▶ WHAT THE TASK ASKS:
Below, find each line holding "Start" and state how many there are, using the number alone.

▶ PROVIDED DATA:

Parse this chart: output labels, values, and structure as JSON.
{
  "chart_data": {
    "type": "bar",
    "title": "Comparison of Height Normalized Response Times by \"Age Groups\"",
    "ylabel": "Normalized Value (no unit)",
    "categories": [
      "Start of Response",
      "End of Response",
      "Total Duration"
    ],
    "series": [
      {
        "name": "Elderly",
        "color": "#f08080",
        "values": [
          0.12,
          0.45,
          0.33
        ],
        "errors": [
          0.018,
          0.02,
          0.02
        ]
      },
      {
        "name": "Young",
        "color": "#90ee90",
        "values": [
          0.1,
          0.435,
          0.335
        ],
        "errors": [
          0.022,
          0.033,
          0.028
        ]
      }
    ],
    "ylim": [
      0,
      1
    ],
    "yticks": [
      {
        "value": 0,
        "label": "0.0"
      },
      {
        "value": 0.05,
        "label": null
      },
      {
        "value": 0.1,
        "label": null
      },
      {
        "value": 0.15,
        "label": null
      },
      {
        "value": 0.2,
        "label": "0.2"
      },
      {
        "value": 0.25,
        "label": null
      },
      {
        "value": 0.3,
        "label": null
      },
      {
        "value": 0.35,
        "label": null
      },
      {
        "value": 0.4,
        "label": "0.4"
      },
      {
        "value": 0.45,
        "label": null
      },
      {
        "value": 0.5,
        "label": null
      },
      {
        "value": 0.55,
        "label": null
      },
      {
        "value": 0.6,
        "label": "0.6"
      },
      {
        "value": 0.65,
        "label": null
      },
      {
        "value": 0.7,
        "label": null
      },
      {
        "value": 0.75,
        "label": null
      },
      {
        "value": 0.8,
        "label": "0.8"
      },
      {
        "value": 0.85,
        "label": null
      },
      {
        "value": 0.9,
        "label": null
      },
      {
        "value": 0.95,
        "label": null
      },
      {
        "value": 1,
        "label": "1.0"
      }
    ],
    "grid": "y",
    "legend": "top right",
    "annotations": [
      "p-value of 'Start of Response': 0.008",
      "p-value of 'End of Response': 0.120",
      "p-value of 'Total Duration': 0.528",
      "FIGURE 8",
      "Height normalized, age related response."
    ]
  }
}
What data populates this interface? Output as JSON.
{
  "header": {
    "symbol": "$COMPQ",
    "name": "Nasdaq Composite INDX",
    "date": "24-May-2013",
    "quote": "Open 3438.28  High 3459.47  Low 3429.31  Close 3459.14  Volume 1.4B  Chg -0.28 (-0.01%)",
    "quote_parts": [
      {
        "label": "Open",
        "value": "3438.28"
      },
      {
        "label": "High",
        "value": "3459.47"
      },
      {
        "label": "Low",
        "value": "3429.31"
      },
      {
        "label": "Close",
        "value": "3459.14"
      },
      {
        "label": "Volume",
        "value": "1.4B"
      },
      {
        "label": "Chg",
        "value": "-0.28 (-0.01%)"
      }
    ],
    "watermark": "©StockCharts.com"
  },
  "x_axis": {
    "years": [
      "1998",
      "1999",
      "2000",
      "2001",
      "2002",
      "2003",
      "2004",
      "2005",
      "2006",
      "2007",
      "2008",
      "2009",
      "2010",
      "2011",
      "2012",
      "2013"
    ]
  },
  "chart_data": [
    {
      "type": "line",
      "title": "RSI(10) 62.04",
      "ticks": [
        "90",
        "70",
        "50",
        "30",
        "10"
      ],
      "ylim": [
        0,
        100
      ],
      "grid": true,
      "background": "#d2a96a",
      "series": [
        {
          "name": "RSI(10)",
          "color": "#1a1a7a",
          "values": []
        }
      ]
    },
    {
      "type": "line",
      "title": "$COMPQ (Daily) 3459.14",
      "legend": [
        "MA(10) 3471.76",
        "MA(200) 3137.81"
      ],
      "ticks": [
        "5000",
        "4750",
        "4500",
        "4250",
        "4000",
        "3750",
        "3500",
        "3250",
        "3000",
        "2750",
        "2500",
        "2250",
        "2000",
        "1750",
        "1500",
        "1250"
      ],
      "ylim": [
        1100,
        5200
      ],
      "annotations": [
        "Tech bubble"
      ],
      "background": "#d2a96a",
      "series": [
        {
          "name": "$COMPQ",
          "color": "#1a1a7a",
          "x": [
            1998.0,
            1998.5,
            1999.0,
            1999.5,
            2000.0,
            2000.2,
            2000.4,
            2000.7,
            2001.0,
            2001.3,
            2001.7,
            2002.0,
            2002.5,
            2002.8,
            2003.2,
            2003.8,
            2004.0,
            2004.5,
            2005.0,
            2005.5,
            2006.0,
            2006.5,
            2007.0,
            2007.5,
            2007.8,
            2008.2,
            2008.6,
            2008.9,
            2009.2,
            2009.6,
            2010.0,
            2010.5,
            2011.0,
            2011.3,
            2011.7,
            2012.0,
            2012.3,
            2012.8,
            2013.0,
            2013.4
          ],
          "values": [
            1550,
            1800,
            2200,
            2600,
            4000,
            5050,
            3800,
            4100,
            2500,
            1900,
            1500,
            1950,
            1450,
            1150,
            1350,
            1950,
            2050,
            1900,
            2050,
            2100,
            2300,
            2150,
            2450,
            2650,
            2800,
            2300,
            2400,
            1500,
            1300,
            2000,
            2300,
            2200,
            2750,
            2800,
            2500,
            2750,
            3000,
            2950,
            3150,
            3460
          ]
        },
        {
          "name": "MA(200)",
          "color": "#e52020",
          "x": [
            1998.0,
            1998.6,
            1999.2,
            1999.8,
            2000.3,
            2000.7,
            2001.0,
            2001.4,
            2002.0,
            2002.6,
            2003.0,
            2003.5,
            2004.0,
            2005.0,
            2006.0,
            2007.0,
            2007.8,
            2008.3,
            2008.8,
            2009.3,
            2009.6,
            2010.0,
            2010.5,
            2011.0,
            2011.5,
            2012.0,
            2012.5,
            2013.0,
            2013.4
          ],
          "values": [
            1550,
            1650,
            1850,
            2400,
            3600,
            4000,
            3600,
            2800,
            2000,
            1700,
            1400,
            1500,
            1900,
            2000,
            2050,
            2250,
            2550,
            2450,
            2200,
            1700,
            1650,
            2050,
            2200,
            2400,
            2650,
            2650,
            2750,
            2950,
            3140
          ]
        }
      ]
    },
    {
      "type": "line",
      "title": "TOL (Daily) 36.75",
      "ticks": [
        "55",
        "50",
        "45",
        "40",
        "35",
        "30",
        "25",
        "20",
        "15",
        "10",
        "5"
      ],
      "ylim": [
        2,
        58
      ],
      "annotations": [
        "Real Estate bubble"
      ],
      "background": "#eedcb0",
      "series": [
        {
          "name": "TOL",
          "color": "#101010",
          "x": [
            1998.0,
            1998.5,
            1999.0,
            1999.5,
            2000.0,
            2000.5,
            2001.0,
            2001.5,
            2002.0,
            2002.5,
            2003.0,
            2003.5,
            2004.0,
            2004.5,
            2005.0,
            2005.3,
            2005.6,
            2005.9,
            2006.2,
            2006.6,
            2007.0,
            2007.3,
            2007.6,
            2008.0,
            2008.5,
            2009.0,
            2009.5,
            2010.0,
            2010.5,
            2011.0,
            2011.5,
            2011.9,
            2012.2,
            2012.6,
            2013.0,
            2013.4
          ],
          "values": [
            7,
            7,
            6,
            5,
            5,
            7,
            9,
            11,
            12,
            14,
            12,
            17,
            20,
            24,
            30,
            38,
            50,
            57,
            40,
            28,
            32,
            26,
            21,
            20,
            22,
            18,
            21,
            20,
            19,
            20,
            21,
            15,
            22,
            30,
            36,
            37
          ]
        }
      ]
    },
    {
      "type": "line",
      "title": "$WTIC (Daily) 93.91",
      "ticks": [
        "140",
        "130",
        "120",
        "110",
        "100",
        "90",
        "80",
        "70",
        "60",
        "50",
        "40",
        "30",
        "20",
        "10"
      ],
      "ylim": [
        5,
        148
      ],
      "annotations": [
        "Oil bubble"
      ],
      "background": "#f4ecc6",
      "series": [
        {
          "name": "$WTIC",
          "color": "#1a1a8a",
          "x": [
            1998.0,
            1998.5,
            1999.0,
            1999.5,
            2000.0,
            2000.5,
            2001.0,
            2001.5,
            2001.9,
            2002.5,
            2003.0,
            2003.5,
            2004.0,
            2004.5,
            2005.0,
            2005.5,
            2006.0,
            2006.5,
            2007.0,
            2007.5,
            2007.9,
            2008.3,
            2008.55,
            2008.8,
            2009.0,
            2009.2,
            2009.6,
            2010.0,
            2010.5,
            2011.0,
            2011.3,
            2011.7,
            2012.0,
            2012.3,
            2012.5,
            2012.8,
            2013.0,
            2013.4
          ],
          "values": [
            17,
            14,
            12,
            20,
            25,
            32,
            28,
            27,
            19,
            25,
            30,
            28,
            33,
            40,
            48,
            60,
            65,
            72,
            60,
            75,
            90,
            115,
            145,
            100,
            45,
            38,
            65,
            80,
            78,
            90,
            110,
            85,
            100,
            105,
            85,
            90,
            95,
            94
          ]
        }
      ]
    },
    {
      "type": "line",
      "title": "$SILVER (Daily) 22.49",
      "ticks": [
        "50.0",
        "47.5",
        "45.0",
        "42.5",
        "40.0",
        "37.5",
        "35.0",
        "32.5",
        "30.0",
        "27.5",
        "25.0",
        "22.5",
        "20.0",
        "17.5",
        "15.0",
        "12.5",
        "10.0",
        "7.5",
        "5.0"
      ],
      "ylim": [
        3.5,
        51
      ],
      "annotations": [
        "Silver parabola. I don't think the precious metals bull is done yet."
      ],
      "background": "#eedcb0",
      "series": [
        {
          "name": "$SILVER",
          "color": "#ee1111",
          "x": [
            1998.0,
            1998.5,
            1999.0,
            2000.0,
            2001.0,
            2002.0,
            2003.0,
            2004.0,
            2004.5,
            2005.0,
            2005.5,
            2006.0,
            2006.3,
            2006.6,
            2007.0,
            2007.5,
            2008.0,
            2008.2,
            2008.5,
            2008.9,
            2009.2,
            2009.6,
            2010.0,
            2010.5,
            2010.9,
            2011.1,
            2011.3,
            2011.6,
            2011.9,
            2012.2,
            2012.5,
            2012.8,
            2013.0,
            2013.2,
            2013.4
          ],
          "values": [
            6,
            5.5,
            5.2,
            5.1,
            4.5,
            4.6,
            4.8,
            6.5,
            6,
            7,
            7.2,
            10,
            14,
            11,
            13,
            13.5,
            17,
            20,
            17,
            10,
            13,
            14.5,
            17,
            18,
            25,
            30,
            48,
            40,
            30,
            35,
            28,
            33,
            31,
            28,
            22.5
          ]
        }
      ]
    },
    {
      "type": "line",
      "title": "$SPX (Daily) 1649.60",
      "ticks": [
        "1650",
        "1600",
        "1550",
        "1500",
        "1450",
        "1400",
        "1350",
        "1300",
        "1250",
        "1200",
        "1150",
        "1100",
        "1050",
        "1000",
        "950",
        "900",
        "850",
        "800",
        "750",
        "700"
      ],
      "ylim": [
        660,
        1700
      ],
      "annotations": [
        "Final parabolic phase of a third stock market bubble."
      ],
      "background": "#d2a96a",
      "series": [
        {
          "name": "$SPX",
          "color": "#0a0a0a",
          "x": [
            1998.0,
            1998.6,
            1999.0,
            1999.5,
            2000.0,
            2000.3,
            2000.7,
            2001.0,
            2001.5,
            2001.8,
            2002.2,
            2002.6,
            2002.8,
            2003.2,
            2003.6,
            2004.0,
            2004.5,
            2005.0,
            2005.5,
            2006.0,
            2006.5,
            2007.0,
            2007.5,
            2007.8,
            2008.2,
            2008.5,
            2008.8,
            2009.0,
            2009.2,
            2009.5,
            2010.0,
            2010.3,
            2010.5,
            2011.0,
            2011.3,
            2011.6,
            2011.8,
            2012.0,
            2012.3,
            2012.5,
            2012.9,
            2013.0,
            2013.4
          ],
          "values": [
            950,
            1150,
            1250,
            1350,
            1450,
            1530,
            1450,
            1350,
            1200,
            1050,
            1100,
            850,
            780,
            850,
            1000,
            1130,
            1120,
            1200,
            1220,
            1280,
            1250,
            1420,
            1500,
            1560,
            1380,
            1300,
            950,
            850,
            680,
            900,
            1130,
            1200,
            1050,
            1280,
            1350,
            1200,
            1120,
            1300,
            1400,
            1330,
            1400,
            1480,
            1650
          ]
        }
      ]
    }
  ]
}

▶ PROBLEM SOLUTION:
2